Begin Records for this exercise

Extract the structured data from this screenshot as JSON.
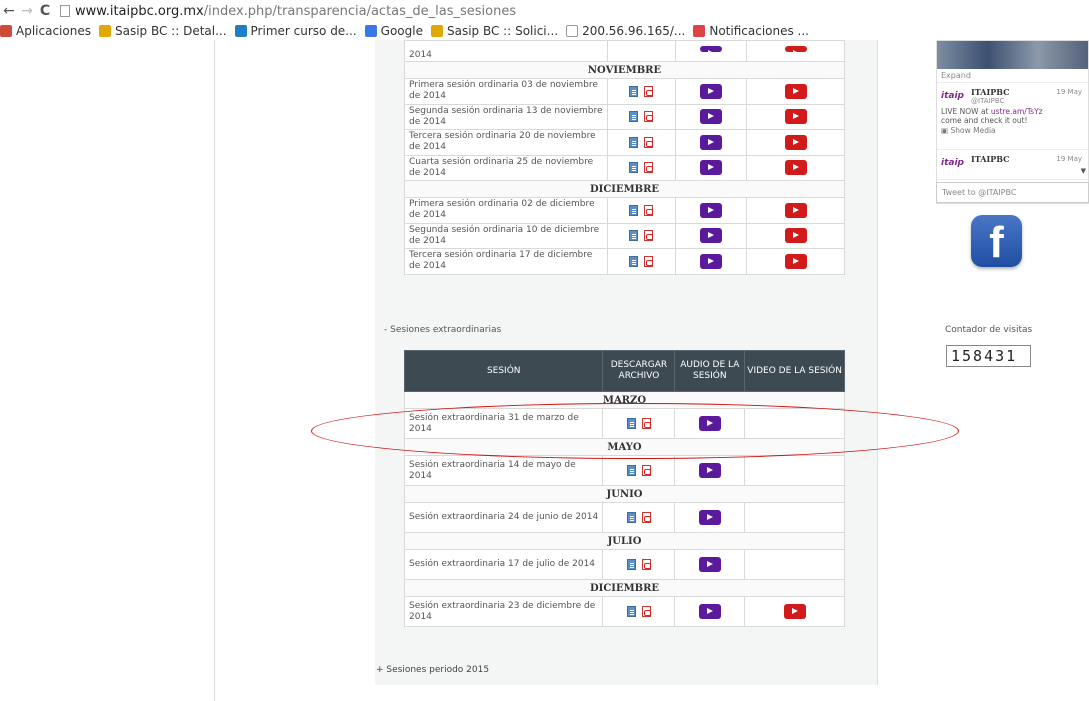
{
  "browser": {
    "url_domain": "www.itaipbc.org.mx",
    "url_path": "/index.php/transparencia/actas_de_las_sesiones",
    "back_glyph": "←",
    "forward_glyph": "→",
    "reload_glyph": "C"
  },
  "bookmarks": [
    {
      "label": "Aplicaciones",
      "icon": "apps-grid-icon",
      "color": "#d04a3a"
    },
    {
      "label": "Sasip BC :: Detal...",
      "icon": "sasip-icon",
      "color": "#e0a800"
    },
    {
      "label": "Primer curso de...",
      "icon": "calendar-icon",
      "color": "#1f7fc4"
    },
    {
      "label": "Google",
      "icon": "google-icon",
      "color": "#3b78e7"
    },
    {
      "label": "Sasip BC :: Solici...",
      "icon": "sasip-icon",
      "color": "#e0a800"
    },
    {
      "label": "200.56.96.165/...",
      "icon": "page-icon",
      "color": "#ffffff"
    },
    {
      "label": "Notificaciones ...",
      "icon": "notification-icon",
      "color": "#d44"
    }
  ],
  "ordinarias": [
    {
      "type": "month",
      "label": "NOVIEMBRE"
    },
    {
      "type": "row",
      "name": "Primera sesión ordinaria 03 de noviembre de 2014",
      "video": true
    },
    {
      "type": "row",
      "name": "Segunda sesión ordinaria 13 de noviembre de 2014",
      "video": true
    },
    {
      "type": "row",
      "name": "Tercera sesión ordinaria 20 de noviembre de 2014",
      "video": true
    },
    {
      "type": "row",
      "name": "Cuarta sesión ordinaria 25 de noviembre de 2014",
      "video": true
    },
    {
      "type": "month",
      "label": "DICIEMBRE"
    },
    {
      "type": "row",
      "name": "Primera sesión ordinaria 02 de diciembre de 2014",
      "video": true
    },
    {
      "type": "row",
      "name": "Segunda sesión ordinaria 10 de diciembre de 2014",
      "video": true
    },
    {
      "type": "row",
      "name": "Tercera sesión ordinaria 17 de diciembre de 2014",
      "video": true
    }
  ],
  "ordinarias_partial_label": "2014",
  "extraordinarias": {
    "section_label": "- Sesiones extraordinarias",
    "headers": [
      "SESIÓN",
      "DESCARGAR ARCHIVO",
      "AUDIO DE LA SESIÓN",
      "VIDEO DE LA SESIÓN"
    ],
    "rows": [
      {
        "type": "month",
        "label": "MARZO"
      },
      {
        "type": "row",
        "name": "Sesión extraordinaria 31 de marzo de 2014",
        "video": false
      },
      {
        "type": "month",
        "label": "MAYO"
      },
      {
        "type": "row",
        "name": "Sesión extraordinaria 14 de mayo de 2014",
        "video": false
      },
      {
        "type": "month",
        "label": "JUNIO"
      },
      {
        "type": "row",
        "name": "Sesión extraordinaria 24 de junio de 2014",
        "video": false
      },
      {
        "type": "month",
        "label": "JULIO"
      },
      {
        "type": "row",
        "name": "Sesión extraordinaria 17 de julio de 2014",
        "video": false
      },
      {
        "type": "month",
        "label": "DICIEMBRE"
      },
      {
        "type": "row",
        "name": "Sesión extraordinaria 23 de diciembre de 2014",
        "video": true
      }
    ]
  },
  "footer_link": "+ Sesiones periodo 2015",
  "twitter": {
    "expand": "Expand",
    "tweet1": {
      "logo": "itaip",
      "name": "ITAIPBC",
      "handle": "@ITAIPBC",
      "date": "19 May",
      "text_prefix": "LIVE NOW at ",
      "text_link": "ustre.am/TsYz",
      "text_suffix": "come and check it out!",
      "media": "Show Media"
    },
    "tweet2": {
      "logo": "itaip",
      "name": "ITAIPBC",
      "date": "19 May"
    },
    "tweet_to": "Tweet to @ITAIPBC"
  },
  "facebook_glyph": "f",
  "counter": {
    "label": "Contador de visitas",
    "value": "158431"
  },
  "colors": {
    "header_bg": "#3d4a52",
    "audio_button": "#5b1a9b",
    "video_button": "#d11a1a",
    "annotation": "#d21010"
  }
}
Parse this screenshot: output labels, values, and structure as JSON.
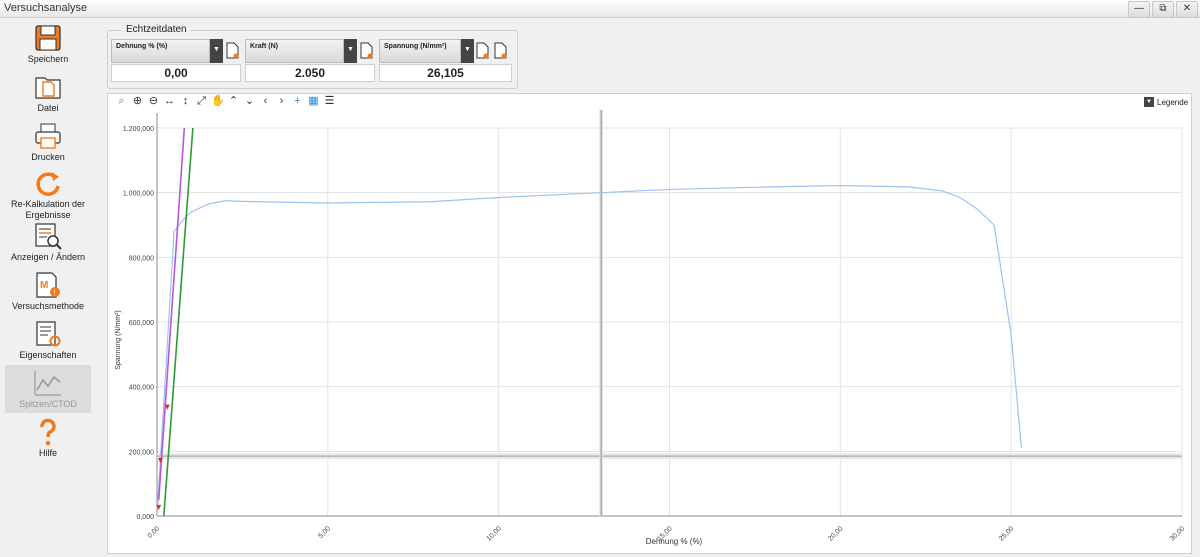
{
  "window": {
    "title": "Versuchsanalyse",
    "min": "—",
    "restore": "⧉",
    "close": "✕"
  },
  "sidebar": {
    "items": [
      {
        "label": "Speichern",
        "icon": "save-icon"
      },
      {
        "label": "Datei",
        "icon": "file-icon"
      },
      {
        "label": "Drucken",
        "icon": "print-icon"
      },
      {
        "label": "Re-Kalkulation der Ergebnisse",
        "icon": "recalc-icon"
      },
      {
        "label": "Anzeigen / Ändern",
        "icon": "view-edit-icon"
      },
      {
        "label": "Versuchsmethode",
        "icon": "method-icon"
      },
      {
        "label": "Eigenschaften",
        "icon": "properties-icon"
      },
      {
        "label": "Spitzen/CTOD",
        "icon": "peaks-icon",
        "selected": true
      },
      {
        "label": "Hilfe",
        "icon": "help-icon"
      }
    ]
  },
  "realtime": {
    "title": "Echtzeitdaten",
    "meters": [
      {
        "label": "Dehnung % (%)",
        "value": "0,00"
      },
      {
        "label": "Kraft (N)",
        "value": "2.050"
      },
      {
        "label": "Spannung (N/mm²)",
        "value": "26,105"
      }
    ]
  },
  "toolbar": {
    "icons": [
      "zoom-icon",
      "zoom-in-icon",
      "zoom-out-icon",
      "fit-horizontal-icon",
      "fit-vertical-icon",
      "fit-all-icon",
      "pan-icon",
      "scroll-up-icon",
      "scroll-down-icon",
      "scroll-left-icon",
      "scroll-right-icon",
      "crosshair-icon",
      "grid-icon",
      "list-icon"
    ],
    "legend_label": "Legende"
  },
  "chart_data": {
    "type": "line",
    "xlabel": "Dehnung % (%)",
    "ylabel": "Spannung (N/mm²)",
    "xlim": [
      0,
      30
    ],
    "ylim": [
      0,
      1200
    ],
    "xticks": [
      "0,00",
      "5,00",
      "10,00",
      "15,00",
      "20,00",
      "25,00",
      "30,00"
    ],
    "yticks": [
      "0,000",
      "200,000",
      "400,000",
      "600,000",
      "800,000",
      "1.000,000",
      "1.200,000"
    ],
    "grid": true,
    "series": [
      {
        "color": "#9cc3ef",
        "x": [
          0,
          0.5,
          0.8,
          1.0,
          1.5,
          2.0,
          2.5,
          3.0,
          5.0,
          8.0,
          10.0,
          13.0,
          15.0,
          18.0,
          20.0,
          22.0,
          23.0,
          23.5,
          24.0,
          24.5,
          25.0,
          25.3
        ],
        "y": [
          0,
          880,
          920,
          940,
          965,
          975,
          973,
          972,
          968,
          972,
          985,
          1000,
          1010,
          1018,
          1022,
          1018,
          1005,
          985,
          950,
          900,
          560,
          210
        ]
      },
      {
        "color": "#2e9b36",
        "x": [
          0.2,
          1.05
        ],
        "y": [
          0,
          1200
        ]
      },
      {
        "color": "#b05ad8",
        "x": [
          0.05,
          0.8
        ],
        "y": [
          50,
          1200
        ]
      }
    ],
    "markers": [
      {
        "x": 0.05,
        "y": 25,
        "color": "#d03030"
      },
      {
        "x": 0.1,
        "y": 170,
        "color": "#d03030"
      },
      {
        "x": 0.3,
        "y": 335,
        "color": "#d03030"
      }
    ],
    "cursor_x": 13.0,
    "hline_y": 185
  },
  "colors": {
    "accent": "#f07a1e",
    "selected_bg": "#dcdcdc"
  }
}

End Records for this exercise

— Goal —
Exclude all images and restate the records above word for word.

— Solution to the exercise —
Extract the structured data from this screenshot as JSON.
{
  "browser": {
    "url_domain": "www.itaipbc.org.mx",
    "url_path": "/index.php/transparencia/actas_de_las_sesiones",
    "back_glyph": "←",
    "forward_glyph": "→",
    "reload_glyph": "C"
  },
  "bookmarks": [
    {
      "label": "Aplicaciones",
      "icon": "apps-grid-icon",
      "color": "#d04a3a"
    },
    {
      "label": "Sasip BC :: Detal...",
      "icon": "sasip-icon",
      "color": "#e0a800"
    },
    {
      "label": "Primer curso de...",
      "icon": "calendar-icon",
      "color": "#1f7fc4"
    },
    {
      "label": "Google",
      "icon": "google-icon",
      "color": "#3b78e7"
    },
    {
      "label": "Sasip BC :: Solici...",
      "icon": "sasip-icon",
      "color": "#e0a800"
    },
    {
      "label": "200.56.96.165/...",
      "icon": "page-icon",
      "color": "#ffffff"
    },
    {
      "label": "Notificaciones ...",
      "icon": "notification-icon",
      "color": "#d44"
    }
  ],
  "ordinarias": [
    {
      "type": "month",
      "label": "NOVIEMBRE"
    },
    {
      "type": "row",
      "name": "Primera sesión ordinaria 03 de noviembre de 2014",
      "video": true
    },
    {
      "type": "row",
      "name": "Segunda sesión ordinaria 13 de noviembre de 2014",
      "video": true
    },
    {
      "type": "row",
      "name": "Tercera sesión ordinaria 20 de noviembre de 2014",
      "video": true
    },
    {
      "type": "row",
      "name": "Cuarta sesión ordinaria 25 de noviembre de 2014",
      "video": true
    },
    {
      "type": "month",
      "label": "DICIEMBRE"
    },
    {
      "type": "row",
      "name": "Primera sesión ordinaria 02 de diciembre de 2014",
      "video": true
    },
    {
      "type": "row",
      "name": "Segunda sesión ordinaria 10 de diciembre de 2014",
      "video": true
    },
    {
      "type": "row",
      "name": "Tercera sesión ordinaria 17 de diciembre de 2014",
      "video": true
    }
  ],
  "ordinarias_partial_label": "2014",
  "extraordinarias": {
    "section_label": "- Sesiones extraordinarias",
    "headers": [
      "SESIÓN",
      "DESCARGAR ARCHIVO",
      "AUDIO DE LA SESIÓN",
      "VIDEO DE LA SESIÓN"
    ],
    "rows": [
      {
        "type": "month",
        "label": "MARZO"
      },
      {
        "type": "row",
        "name": "Sesión extraordinaria 31 de marzo de 2014",
        "video": false
      },
      {
        "type": "month",
        "label": "MAYO"
      },
      {
        "type": "row",
        "name": "Sesión extraordinaria 14 de mayo de 2014",
        "video": false
      },
      {
        "type": "month",
        "label": "JUNIO"
      },
      {
        "type": "row",
        "name": "Sesión extraordinaria 24 de junio de 2014",
        "video": false
      },
      {
        "type": "month",
        "label": "JULIO"
      },
      {
        "type": "row",
        "name": "Sesión extraordinaria 17 de julio de 2014",
        "video": false
      },
      {
        "type": "month",
        "label": "DICIEMBRE"
      },
      {
        "type": "row",
        "name": "Sesión extraordinaria 23 de diciembre de 2014",
        "video": true
      }
    ]
  },
  "footer_link": "+ Sesiones periodo 2015",
  "twitter": {
    "expand": "Expand",
    "tweet1": {
      "logo": "itaip",
      "name": "ITAIPBC",
      "handle": "@ITAIPBC",
      "date": "19 May",
      "text_prefix": "LIVE NOW at ",
      "text_link": "ustre.am/TsYz",
      "text_suffix": "come and check it out!",
      "media": "Show Media"
    },
    "tweet2": {
      "logo": "itaip",
      "name": "ITAIPBC",
      "date": "19 May"
    },
    "tweet_to": "Tweet to @ITAIPBC"
  },
  "facebook_glyph": "f",
  "counter": {
    "label": "Contador de visitas",
    "value": "158431"
  },
  "colors": {
    "header_bg": "#3d4a52",
    "audio_button": "#5b1a9b",
    "video_button": "#d11a1a",
    "annotation": "#d21010"
  }
}
Parse this screenshot: output labels, values, and structure as JSON.
{
  "window": {
    "title": "Versuchsanalyse",
    "min": "—",
    "restore": "⧉",
    "close": "✕"
  },
  "sidebar": {
    "items": [
      {
        "label": "Speichern",
        "icon": "save-icon"
      },
      {
        "label": "Datei",
        "icon": "file-icon"
      },
      {
        "label": "Drucken",
        "icon": "print-icon"
      },
      {
        "label": "Re-Kalkulation der Ergebnisse",
        "icon": "recalc-icon"
      },
      {
        "label": "Anzeigen / Ändern",
        "icon": "view-edit-icon"
      },
      {
        "label": "Versuchsmethode",
        "icon": "method-icon"
      },
      {
        "label": "Eigenschaften",
        "icon": "properties-icon"
      },
      {
        "label": "Spitzen/CTOD",
        "icon": "peaks-icon",
        "selected": true
      },
      {
        "label": "Hilfe",
        "icon": "help-icon"
      }
    ]
  },
  "realtime": {
    "title": "Echtzeitdaten",
    "meters": [
      {
        "label": "Dehnung % (%)",
        "value": "0,00"
      },
      {
        "label": "Kraft (N)",
        "value": "2.050"
      },
      {
        "label": "Spannung (N/mm²)",
        "value": "26,105"
      }
    ]
  },
  "toolbar": {
    "icons": [
      "zoom-icon",
      "zoom-in-icon",
      "zoom-out-icon",
      "fit-horizontal-icon",
      "fit-vertical-icon",
      "fit-all-icon",
      "pan-icon",
      "scroll-up-icon",
      "scroll-down-icon",
      "scroll-left-icon",
      "scroll-right-icon",
      "crosshair-icon",
      "grid-icon",
      "list-icon"
    ],
    "legend_label": "Legende"
  },
  "chart_data": {
    "type": "line",
    "xlabel": "Dehnung % (%)",
    "ylabel": "Spannung (N/mm²)",
    "xlim": [
      0,
      30
    ],
    "ylim": [
      0,
      1200
    ],
    "xticks": [
      "0,00",
      "5,00",
      "10,00",
      "15,00",
      "20,00",
      "25,00",
      "30,00"
    ],
    "yticks": [
      "0,000",
      "200,000",
      "400,000",
      "600,000",
      "800,000",
      "1.000,000",
      "1.200,000"
    ],
    "grid": true,
    "series": [
      {
        "color": "#9cc3ef",
        "x": [
          0,
          0.5,
          0.8,
          1.0,
          1.5,
          2.0,
          2.5,
          3.0,
          5.0,
          8.0,
          10.0,
          13.0,
          15.0,
          18.0,
          20.0,
          22.0,
          23.0,
          23.5,
          24.0,
          24.5,
          25.0,
          25.3
        ],
        "y": [
          0,
          880,
          920,
          940,
          965,
          975,
          973,
          972,
          968,
          972,
          985,
          1000,
          1010,
          1018,
          1022,
          1018,
          1005,
          985,
          950,
          900,
          560,
          210
        ]
      },
      {
        "color": "#2e9b36",
        "x": [
          0.2,
          1.05
        ],
        "y": [
          0,
          1200
        ]
      },
      {
        "color": "#b05ad8",
        "x": [
          0.05,
          0.8
        ],
        "y": [
          50,
          1200
        ]
      }
    ],
    "markers": [
      {
        "x": 0.05,
        "y": 25,
        "color": "#d03030"
      },
      {
        "x": 0.1,
        "y": 170,
        "color": "#d03030"
      },
      {
        "x": 0.3,
        "y": 335,
        "color": "#d03030"
      }
    ],
    "cursor_x": 13.0,
    "hline_y": 185
  },
  "colors": {
    "accent": "#f07a1e",
    "selected_bg": "#dcdcdc"
  }
}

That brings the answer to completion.